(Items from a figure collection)

^^^^

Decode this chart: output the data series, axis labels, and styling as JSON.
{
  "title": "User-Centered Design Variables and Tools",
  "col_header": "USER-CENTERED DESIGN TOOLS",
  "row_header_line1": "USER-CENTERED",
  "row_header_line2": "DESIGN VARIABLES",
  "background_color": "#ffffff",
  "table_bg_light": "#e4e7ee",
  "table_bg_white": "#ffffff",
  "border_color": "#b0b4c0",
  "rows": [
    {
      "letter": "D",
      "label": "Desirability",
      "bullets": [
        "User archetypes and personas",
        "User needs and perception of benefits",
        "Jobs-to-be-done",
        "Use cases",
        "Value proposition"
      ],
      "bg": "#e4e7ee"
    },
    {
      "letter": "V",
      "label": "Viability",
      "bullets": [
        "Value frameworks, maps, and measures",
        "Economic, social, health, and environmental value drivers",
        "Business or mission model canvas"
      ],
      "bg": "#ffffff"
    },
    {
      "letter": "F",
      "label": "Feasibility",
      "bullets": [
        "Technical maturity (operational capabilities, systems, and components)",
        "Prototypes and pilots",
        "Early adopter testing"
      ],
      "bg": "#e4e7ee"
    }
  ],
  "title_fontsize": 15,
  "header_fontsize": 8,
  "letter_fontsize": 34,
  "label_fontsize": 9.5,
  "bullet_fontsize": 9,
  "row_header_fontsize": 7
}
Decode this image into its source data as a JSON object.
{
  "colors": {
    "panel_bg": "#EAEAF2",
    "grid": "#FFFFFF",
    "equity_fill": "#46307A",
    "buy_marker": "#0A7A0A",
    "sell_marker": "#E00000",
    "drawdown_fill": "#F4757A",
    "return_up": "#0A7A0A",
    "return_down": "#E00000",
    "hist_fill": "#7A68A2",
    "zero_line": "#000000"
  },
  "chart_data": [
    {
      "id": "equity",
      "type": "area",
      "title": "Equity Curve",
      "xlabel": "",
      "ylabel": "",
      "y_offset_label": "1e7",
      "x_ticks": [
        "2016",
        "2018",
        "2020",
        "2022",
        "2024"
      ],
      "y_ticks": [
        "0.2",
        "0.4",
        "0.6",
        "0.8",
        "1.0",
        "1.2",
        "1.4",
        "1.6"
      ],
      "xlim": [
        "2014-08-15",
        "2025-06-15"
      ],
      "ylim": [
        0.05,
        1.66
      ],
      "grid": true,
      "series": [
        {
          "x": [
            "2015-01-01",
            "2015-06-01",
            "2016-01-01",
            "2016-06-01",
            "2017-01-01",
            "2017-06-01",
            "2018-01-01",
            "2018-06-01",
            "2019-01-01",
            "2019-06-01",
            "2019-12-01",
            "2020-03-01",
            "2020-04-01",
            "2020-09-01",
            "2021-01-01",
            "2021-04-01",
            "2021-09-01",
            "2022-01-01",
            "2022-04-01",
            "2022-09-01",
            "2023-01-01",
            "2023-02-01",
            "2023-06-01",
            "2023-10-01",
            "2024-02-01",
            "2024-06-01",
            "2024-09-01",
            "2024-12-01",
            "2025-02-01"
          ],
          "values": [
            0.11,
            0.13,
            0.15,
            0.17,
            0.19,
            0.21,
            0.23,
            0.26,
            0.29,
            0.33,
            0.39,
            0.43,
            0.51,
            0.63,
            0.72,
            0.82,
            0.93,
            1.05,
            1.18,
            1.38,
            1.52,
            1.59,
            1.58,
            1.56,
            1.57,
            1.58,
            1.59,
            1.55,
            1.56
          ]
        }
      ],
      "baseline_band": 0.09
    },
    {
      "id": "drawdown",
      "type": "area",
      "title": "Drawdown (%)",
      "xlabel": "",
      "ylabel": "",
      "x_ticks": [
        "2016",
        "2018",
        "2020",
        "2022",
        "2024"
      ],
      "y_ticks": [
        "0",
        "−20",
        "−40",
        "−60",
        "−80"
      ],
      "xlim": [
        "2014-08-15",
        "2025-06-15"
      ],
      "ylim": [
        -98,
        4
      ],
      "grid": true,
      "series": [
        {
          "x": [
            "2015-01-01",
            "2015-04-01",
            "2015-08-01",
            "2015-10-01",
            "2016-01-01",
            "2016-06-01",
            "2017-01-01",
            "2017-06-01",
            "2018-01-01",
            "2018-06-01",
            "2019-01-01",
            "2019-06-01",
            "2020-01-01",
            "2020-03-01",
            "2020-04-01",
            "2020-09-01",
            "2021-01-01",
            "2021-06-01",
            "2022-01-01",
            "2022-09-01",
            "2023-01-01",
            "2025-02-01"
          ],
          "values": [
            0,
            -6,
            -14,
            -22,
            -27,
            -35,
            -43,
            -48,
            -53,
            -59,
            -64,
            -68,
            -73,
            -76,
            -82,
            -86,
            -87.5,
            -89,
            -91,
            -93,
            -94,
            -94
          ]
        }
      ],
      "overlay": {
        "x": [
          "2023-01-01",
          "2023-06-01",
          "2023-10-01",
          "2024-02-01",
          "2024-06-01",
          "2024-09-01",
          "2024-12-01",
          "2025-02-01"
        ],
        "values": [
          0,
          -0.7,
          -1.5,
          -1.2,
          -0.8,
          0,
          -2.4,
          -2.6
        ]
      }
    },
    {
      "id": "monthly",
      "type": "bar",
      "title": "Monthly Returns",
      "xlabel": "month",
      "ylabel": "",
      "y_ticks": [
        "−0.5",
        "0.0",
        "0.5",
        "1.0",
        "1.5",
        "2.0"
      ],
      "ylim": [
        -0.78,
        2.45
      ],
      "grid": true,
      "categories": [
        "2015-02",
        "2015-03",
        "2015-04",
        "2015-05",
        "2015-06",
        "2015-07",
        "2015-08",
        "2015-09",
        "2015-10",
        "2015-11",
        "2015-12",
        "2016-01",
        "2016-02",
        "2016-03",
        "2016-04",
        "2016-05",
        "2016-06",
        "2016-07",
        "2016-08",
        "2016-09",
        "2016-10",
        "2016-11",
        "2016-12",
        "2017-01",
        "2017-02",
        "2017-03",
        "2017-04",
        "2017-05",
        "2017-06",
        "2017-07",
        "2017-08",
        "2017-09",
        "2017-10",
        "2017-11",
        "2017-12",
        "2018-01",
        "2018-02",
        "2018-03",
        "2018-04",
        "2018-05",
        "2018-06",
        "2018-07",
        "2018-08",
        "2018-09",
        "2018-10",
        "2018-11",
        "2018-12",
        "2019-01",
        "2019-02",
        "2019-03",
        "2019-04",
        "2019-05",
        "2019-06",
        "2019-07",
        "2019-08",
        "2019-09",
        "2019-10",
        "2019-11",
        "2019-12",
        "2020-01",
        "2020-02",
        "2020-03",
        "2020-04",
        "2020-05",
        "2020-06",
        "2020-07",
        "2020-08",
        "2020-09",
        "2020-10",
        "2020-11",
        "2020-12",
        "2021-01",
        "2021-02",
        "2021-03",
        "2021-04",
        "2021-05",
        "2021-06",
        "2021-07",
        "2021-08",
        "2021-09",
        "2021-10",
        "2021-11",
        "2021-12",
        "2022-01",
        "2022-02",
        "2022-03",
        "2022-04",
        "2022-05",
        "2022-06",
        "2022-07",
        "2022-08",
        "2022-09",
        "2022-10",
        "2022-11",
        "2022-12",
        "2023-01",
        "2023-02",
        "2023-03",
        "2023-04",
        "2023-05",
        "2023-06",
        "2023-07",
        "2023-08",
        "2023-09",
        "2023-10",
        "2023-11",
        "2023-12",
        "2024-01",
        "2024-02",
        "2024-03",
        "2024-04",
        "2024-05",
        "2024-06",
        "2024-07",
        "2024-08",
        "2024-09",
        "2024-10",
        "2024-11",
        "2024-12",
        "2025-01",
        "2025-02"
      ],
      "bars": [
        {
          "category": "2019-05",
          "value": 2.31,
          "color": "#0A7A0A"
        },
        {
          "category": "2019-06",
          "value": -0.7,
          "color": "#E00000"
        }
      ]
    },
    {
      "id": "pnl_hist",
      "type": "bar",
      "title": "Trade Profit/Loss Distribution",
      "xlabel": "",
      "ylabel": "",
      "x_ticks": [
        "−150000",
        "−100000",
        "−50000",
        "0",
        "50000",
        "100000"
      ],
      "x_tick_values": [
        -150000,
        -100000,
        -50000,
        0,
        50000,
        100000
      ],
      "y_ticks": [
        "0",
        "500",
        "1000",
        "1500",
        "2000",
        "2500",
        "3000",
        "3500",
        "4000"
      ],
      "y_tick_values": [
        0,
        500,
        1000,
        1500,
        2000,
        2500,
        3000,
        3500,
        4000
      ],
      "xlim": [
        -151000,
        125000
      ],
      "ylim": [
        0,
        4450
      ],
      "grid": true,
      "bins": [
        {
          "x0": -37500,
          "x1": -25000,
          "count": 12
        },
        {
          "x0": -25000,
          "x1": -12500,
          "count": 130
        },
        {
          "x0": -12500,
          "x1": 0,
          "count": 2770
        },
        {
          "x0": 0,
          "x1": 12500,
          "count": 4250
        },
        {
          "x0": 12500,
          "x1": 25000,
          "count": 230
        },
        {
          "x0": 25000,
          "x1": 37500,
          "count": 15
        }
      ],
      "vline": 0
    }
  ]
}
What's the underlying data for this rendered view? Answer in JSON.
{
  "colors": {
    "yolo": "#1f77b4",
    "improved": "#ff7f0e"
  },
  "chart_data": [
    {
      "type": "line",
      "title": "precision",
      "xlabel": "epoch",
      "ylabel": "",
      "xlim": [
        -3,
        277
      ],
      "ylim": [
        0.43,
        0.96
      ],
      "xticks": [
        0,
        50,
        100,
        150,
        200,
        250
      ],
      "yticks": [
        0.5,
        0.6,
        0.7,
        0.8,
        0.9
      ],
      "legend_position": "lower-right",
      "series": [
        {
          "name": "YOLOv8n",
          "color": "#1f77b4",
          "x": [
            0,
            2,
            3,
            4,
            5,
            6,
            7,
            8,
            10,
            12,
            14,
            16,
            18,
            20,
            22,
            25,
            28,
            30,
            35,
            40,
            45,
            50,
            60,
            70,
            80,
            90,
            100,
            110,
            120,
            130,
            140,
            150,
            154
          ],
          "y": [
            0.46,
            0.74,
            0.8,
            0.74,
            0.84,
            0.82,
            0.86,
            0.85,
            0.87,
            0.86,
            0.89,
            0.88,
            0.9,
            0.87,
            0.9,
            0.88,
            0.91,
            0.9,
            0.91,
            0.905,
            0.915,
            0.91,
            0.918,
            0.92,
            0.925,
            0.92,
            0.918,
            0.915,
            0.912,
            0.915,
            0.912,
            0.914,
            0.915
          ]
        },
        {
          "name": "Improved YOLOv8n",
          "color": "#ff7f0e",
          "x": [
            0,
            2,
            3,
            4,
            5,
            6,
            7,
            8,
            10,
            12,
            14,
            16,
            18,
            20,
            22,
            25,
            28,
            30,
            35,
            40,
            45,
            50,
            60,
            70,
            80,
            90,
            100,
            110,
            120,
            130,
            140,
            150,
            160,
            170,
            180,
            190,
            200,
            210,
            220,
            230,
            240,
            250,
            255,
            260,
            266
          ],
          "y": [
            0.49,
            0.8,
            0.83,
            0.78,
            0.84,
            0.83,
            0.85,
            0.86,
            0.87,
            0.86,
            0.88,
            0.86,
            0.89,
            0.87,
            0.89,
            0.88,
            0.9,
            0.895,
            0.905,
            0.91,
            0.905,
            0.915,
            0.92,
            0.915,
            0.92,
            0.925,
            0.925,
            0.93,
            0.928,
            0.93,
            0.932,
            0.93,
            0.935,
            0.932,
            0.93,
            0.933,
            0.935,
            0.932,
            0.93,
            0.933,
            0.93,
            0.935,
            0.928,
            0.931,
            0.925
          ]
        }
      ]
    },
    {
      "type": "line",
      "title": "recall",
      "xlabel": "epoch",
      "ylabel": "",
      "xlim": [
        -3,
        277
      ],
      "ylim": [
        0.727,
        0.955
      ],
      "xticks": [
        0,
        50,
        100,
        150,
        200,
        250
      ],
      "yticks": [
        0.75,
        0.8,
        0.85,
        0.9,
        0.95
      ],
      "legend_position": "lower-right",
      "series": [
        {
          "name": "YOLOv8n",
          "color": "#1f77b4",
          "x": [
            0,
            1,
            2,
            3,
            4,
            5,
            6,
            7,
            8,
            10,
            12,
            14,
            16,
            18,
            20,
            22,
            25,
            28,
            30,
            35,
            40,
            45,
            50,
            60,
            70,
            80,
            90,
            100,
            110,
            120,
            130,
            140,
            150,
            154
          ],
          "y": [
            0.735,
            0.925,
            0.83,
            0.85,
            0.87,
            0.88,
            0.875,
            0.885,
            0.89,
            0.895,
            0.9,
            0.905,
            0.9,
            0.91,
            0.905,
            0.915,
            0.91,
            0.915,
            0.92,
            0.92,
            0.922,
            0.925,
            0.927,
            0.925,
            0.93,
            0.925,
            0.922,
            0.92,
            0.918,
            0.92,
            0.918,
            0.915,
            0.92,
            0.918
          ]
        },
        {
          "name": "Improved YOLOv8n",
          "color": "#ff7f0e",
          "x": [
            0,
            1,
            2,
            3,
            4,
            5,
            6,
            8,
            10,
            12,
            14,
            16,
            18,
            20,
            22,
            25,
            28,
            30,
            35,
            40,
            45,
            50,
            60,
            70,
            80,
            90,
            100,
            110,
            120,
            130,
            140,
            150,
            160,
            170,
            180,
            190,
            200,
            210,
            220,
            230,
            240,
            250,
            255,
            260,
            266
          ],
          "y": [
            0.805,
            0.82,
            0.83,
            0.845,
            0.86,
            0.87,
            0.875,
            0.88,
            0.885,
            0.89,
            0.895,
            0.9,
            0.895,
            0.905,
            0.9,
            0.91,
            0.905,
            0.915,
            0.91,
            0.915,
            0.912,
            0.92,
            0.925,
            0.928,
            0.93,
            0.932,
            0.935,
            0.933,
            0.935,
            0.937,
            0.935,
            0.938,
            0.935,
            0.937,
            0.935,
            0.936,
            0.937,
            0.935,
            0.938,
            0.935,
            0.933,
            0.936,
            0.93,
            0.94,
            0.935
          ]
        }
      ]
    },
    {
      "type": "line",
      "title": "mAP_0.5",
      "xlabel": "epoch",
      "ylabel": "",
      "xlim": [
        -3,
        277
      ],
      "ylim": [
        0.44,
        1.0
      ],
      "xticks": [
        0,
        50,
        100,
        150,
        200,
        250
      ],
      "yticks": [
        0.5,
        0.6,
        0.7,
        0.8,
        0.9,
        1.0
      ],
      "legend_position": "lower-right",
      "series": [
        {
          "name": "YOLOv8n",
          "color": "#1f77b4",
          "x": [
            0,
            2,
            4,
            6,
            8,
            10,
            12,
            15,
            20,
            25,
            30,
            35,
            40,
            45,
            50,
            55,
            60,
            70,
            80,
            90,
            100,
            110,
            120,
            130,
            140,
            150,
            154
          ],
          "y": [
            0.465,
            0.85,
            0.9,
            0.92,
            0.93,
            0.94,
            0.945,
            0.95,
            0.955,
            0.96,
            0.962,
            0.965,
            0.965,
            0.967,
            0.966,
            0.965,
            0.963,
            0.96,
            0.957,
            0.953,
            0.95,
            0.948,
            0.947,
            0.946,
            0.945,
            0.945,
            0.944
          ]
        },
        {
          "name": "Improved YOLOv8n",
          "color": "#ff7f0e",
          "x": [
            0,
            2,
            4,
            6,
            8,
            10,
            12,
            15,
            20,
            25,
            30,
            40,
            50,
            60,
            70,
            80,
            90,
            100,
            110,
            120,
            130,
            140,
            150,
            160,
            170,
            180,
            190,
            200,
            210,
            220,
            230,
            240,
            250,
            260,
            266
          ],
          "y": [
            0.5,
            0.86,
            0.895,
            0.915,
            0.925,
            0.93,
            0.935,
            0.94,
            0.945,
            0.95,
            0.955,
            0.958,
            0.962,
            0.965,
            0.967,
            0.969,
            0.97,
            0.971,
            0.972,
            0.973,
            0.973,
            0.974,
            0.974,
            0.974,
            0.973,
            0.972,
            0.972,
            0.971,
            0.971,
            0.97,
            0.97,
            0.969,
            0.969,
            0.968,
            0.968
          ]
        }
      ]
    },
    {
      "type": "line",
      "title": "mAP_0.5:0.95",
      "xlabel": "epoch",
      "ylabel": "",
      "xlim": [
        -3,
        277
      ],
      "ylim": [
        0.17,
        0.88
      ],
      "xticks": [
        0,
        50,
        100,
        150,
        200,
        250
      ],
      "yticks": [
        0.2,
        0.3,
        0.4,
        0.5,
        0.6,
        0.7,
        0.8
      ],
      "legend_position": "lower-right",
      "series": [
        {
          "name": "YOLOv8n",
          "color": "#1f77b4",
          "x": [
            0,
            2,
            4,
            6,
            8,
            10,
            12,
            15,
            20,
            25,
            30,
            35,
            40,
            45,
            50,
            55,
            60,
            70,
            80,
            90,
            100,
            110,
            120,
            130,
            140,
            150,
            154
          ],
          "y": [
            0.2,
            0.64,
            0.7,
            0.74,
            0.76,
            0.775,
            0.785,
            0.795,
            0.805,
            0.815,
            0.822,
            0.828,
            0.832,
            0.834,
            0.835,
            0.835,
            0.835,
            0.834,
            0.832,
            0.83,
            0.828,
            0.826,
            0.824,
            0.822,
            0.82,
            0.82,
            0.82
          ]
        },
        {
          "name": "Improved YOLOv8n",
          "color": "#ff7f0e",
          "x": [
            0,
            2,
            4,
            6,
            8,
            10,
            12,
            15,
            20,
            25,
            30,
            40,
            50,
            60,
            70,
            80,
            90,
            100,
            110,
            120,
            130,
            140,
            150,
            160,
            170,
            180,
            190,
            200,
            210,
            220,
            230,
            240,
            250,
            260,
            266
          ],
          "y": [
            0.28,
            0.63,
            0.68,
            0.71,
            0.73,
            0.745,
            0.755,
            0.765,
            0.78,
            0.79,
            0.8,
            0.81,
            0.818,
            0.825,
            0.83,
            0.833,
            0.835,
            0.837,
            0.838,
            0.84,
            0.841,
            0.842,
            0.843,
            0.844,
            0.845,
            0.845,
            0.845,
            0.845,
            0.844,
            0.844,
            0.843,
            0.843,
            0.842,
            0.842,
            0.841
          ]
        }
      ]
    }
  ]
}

^^^^

• **GOAL**
Find the lines that include the string "count", then copy each of them.

• **CORRECT RESULT**
          "count": 12
          "count": 130
          "count": 2770
          "count": 4250
          "count": 230
          "count": 15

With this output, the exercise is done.